Across these entries, how many lines contain the word "såväl"? Answer with only the number.

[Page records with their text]

■ ■ ■

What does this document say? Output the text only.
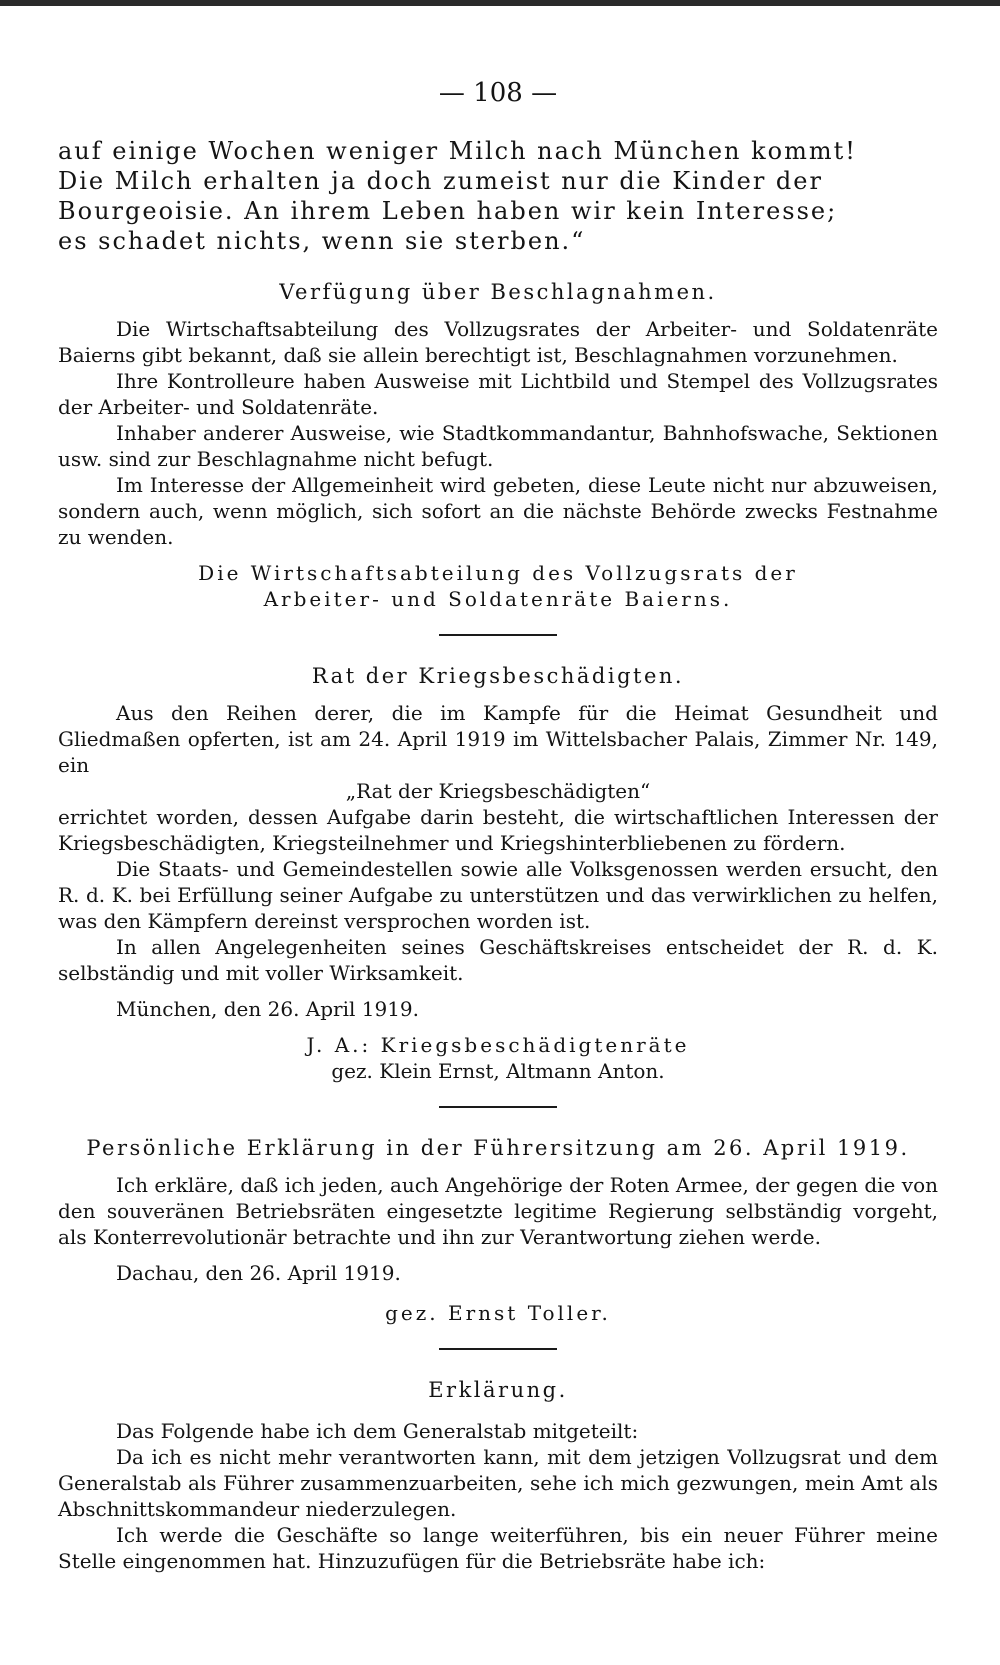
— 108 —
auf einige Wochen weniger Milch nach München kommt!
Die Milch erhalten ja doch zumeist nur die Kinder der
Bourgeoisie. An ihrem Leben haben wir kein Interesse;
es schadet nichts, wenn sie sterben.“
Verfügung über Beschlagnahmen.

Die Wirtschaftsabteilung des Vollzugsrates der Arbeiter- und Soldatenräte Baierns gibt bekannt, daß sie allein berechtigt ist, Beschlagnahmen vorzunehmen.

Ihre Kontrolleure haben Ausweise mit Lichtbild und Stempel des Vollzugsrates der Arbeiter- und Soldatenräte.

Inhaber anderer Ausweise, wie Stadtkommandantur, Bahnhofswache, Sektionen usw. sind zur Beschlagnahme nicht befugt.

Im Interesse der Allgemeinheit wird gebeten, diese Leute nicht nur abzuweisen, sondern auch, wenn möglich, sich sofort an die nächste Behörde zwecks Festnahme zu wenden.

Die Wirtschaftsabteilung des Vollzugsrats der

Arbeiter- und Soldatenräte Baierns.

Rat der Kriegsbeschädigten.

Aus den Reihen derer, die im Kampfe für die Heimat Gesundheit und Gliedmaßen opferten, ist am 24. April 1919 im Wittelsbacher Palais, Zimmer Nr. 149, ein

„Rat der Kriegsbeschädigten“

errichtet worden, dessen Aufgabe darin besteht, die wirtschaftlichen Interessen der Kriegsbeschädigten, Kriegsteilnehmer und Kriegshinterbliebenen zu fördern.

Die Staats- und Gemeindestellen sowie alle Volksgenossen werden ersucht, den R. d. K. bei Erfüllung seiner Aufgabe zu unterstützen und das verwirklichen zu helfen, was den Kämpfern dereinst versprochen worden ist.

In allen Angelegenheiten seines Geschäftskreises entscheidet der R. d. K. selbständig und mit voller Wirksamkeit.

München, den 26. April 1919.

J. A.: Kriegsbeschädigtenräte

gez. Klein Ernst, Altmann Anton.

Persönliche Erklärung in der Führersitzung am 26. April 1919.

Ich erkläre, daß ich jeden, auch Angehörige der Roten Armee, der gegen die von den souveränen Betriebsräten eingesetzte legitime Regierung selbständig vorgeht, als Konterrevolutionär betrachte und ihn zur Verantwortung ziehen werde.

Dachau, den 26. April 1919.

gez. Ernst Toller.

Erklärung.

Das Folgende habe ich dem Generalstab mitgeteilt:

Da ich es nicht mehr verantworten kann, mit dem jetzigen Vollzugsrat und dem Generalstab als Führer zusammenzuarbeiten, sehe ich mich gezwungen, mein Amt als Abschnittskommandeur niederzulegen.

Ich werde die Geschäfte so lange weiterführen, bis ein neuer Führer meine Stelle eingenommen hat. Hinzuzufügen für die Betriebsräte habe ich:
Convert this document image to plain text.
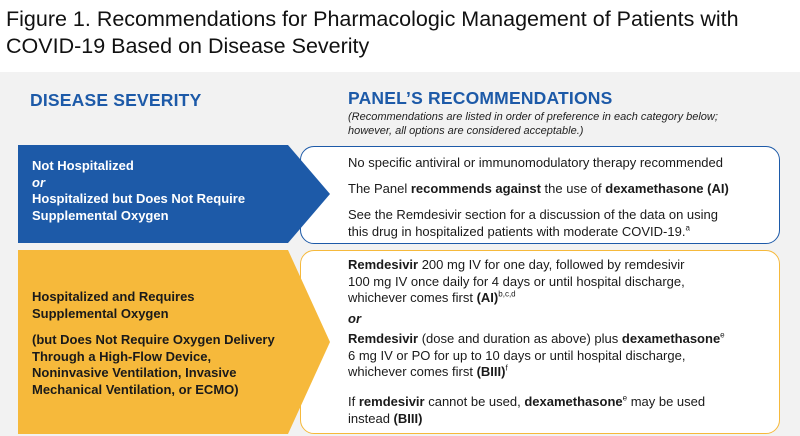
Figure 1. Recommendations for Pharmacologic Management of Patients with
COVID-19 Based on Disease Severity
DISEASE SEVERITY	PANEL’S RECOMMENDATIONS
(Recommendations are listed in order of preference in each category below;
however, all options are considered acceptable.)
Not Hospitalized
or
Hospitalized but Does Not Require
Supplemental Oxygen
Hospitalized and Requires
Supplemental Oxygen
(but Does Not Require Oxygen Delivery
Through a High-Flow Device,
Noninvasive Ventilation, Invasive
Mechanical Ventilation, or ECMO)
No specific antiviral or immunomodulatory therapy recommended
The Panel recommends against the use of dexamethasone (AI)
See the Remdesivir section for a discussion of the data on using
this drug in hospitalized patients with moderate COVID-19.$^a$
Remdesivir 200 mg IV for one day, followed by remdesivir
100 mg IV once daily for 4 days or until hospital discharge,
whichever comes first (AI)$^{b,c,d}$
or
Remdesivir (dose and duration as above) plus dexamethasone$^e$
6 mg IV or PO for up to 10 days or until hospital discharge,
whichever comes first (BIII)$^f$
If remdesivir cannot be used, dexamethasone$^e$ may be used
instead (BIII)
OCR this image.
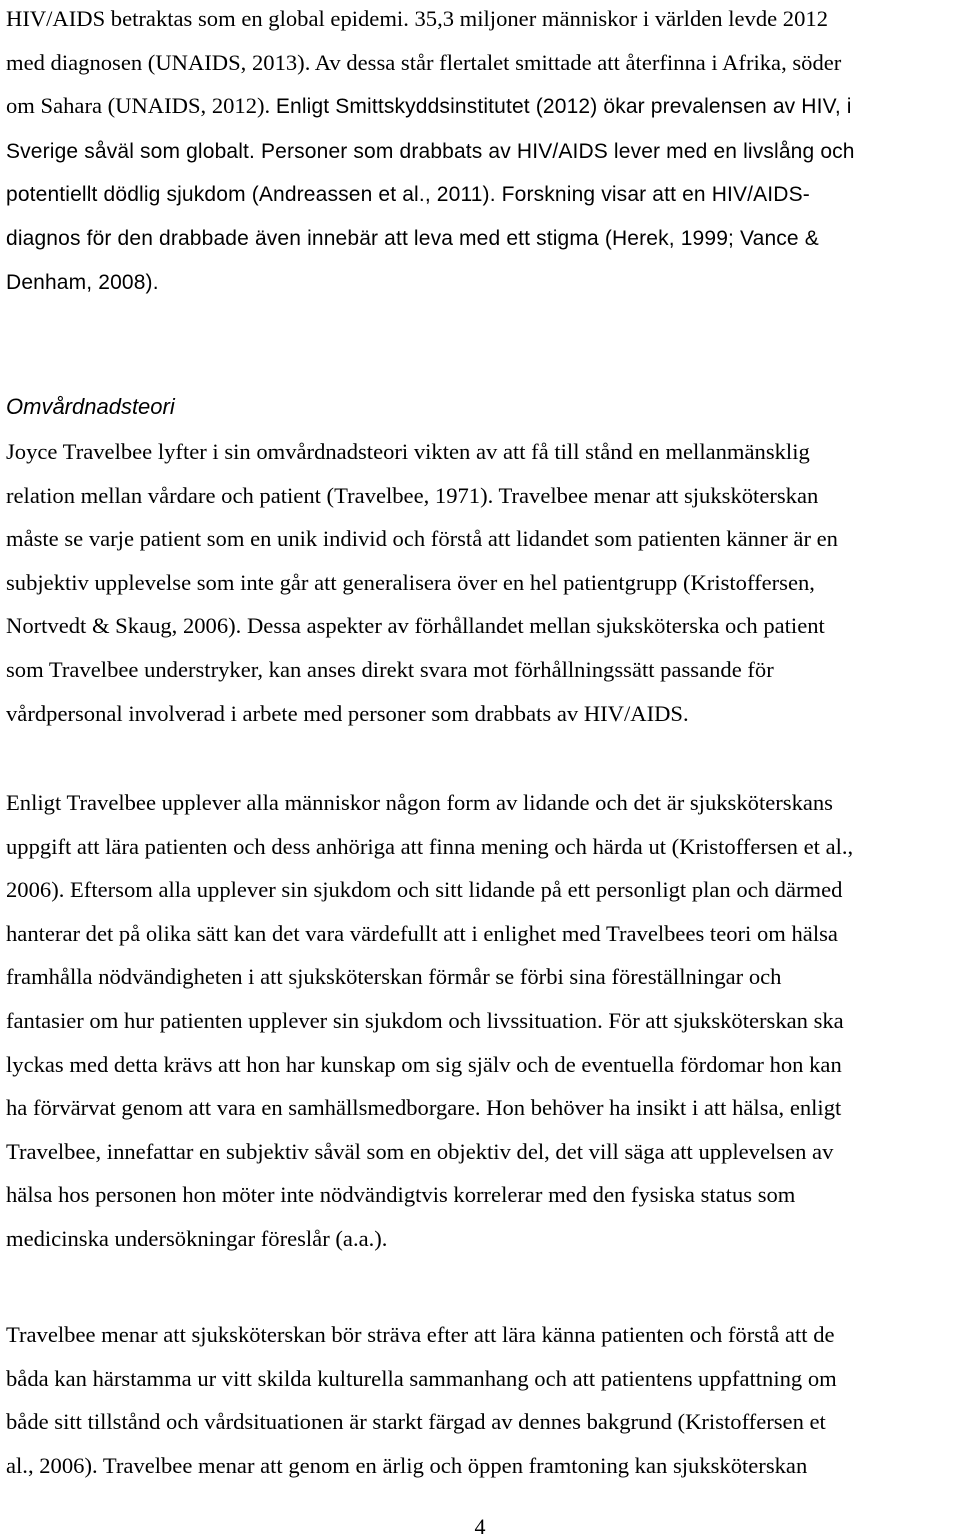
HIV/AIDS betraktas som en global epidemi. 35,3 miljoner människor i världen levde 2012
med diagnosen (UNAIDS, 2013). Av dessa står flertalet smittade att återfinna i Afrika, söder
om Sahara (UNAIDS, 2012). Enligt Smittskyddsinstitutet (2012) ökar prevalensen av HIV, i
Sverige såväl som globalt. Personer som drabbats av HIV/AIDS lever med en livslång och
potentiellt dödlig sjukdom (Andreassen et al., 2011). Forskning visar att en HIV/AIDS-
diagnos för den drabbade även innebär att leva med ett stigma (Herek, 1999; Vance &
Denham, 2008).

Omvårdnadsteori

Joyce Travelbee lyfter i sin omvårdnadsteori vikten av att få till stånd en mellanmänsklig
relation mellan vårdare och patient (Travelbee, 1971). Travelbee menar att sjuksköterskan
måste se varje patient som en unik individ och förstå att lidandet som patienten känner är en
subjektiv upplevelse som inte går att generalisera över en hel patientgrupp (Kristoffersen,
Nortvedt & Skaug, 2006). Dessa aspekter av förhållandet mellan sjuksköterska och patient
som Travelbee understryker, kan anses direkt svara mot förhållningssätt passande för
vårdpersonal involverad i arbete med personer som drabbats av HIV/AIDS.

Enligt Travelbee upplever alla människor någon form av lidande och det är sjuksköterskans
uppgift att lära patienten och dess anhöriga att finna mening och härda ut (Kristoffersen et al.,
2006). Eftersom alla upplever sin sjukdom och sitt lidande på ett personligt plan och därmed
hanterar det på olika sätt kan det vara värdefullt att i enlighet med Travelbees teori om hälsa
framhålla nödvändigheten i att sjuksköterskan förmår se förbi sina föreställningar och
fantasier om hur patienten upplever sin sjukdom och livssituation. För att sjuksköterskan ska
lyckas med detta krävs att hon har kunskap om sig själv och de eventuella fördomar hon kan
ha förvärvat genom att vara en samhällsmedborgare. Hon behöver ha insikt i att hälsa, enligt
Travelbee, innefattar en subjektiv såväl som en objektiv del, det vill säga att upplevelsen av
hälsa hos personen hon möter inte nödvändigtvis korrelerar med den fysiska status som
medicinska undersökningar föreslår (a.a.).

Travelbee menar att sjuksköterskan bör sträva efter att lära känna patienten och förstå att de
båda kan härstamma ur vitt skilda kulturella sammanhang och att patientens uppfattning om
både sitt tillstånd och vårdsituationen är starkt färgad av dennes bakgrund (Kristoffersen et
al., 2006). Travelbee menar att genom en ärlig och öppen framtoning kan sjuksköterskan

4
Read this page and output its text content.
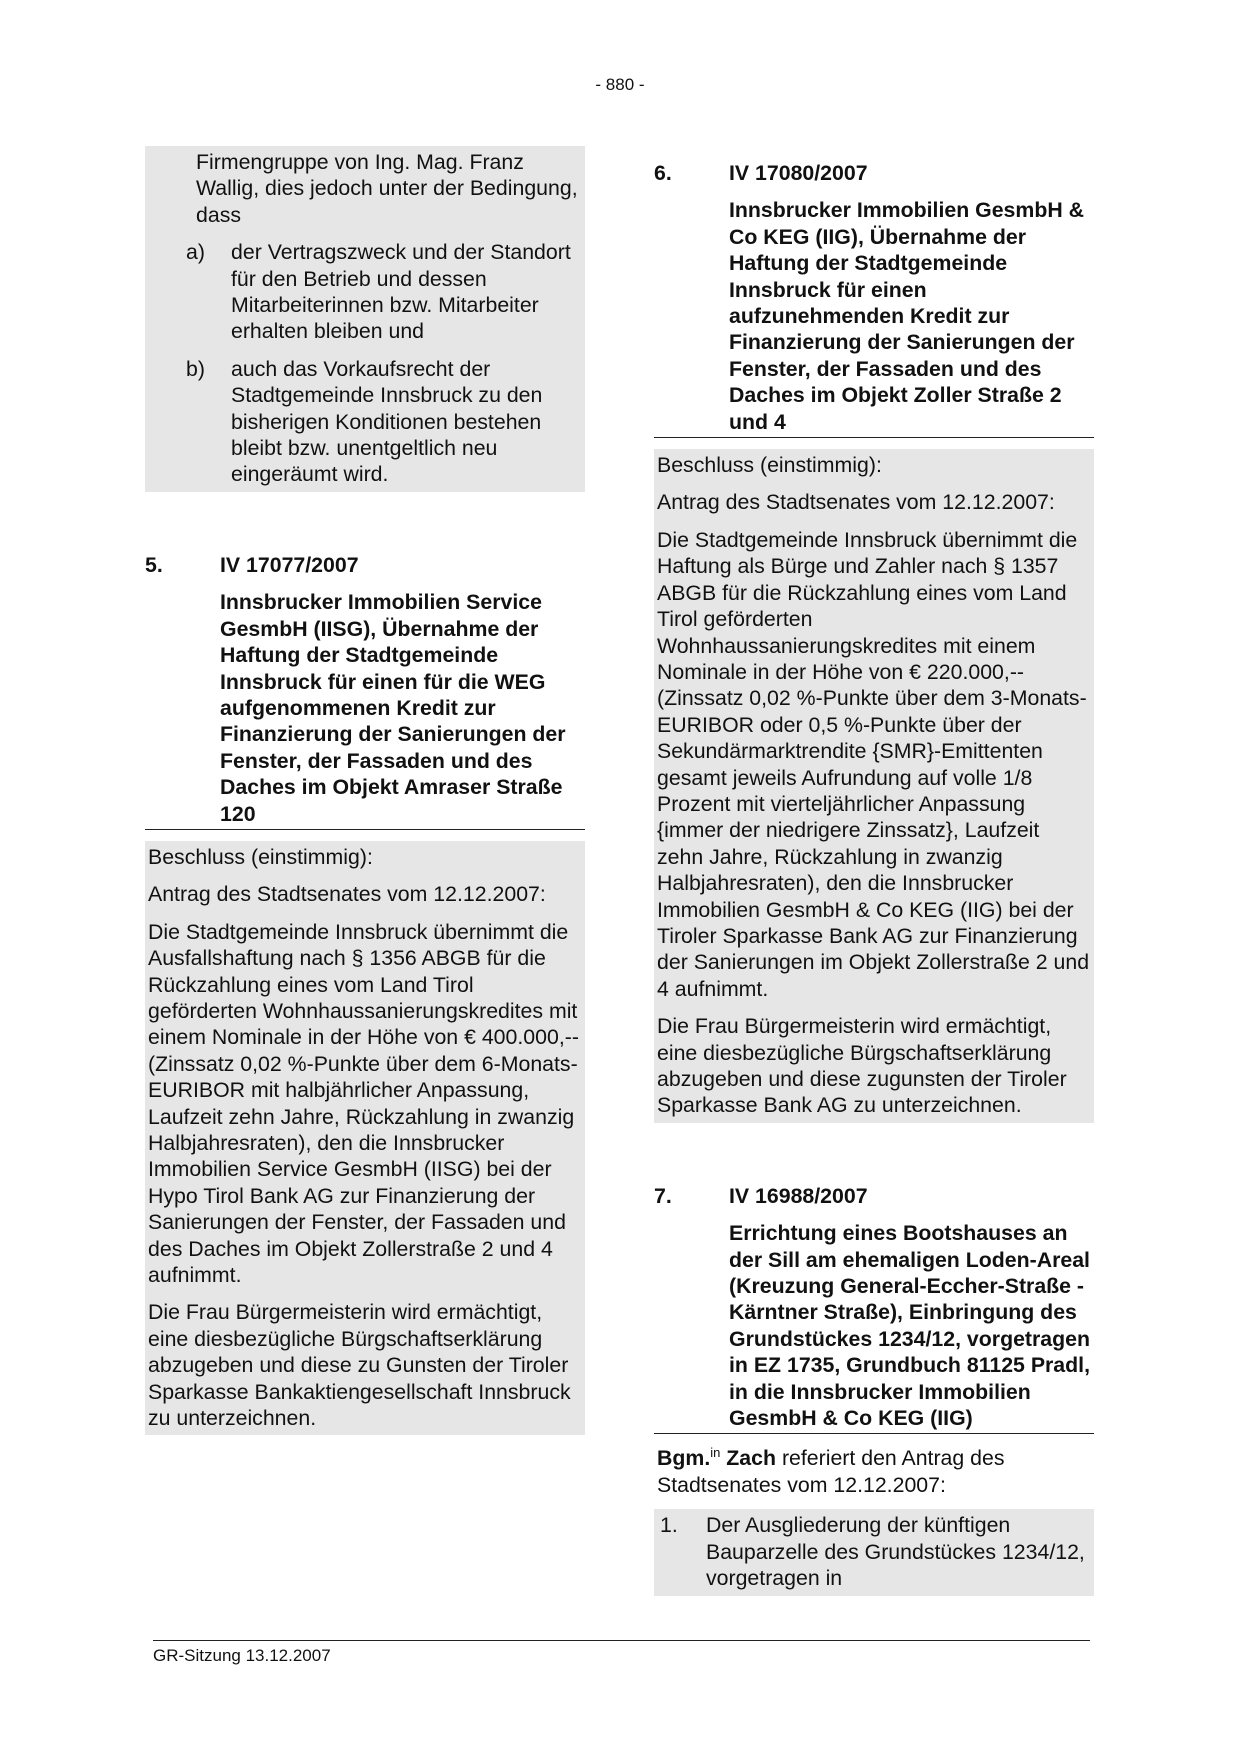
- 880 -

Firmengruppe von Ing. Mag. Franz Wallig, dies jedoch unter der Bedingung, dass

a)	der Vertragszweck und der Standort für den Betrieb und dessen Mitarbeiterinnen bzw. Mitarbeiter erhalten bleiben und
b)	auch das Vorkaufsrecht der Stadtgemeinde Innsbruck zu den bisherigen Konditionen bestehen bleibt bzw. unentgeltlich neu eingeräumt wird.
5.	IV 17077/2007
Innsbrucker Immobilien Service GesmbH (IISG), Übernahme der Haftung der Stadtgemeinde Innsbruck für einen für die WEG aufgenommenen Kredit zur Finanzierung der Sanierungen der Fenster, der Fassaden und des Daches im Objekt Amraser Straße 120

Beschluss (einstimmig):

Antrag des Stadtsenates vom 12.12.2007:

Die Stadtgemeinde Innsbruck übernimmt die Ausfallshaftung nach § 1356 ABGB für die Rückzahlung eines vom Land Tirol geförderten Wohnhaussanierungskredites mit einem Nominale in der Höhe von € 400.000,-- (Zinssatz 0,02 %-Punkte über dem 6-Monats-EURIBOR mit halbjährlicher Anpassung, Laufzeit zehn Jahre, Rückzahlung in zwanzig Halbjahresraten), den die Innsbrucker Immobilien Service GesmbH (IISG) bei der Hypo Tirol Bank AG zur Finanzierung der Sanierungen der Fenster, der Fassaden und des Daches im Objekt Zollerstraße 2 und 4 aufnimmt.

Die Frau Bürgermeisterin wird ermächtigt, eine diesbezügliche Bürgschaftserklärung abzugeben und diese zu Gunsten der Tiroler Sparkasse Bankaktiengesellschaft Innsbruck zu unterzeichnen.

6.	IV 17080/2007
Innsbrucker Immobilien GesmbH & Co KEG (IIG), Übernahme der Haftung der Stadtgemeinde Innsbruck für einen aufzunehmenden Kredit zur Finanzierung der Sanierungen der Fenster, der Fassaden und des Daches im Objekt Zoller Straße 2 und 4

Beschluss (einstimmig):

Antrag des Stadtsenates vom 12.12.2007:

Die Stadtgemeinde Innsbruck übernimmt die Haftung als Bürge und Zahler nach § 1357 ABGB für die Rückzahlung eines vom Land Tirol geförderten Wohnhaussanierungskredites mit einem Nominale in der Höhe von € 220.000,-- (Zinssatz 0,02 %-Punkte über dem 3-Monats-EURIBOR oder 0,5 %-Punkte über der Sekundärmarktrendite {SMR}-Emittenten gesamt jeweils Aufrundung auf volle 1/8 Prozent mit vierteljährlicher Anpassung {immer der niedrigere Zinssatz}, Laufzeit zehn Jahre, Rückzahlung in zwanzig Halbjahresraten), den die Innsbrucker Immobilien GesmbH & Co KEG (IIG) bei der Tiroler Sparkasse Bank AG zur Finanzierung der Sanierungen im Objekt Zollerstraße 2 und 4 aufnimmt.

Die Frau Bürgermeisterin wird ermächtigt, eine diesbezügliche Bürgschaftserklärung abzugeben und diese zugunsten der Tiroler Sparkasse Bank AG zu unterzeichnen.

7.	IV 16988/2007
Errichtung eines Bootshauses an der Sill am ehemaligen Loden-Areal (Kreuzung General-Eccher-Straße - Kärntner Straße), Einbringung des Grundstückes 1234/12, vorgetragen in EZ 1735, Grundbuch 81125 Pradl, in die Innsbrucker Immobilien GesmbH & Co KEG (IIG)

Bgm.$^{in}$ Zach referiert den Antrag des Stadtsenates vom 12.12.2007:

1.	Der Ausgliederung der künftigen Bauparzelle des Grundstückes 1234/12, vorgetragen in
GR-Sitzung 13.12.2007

■ ■ ■

**RESPONSE AREA:** 2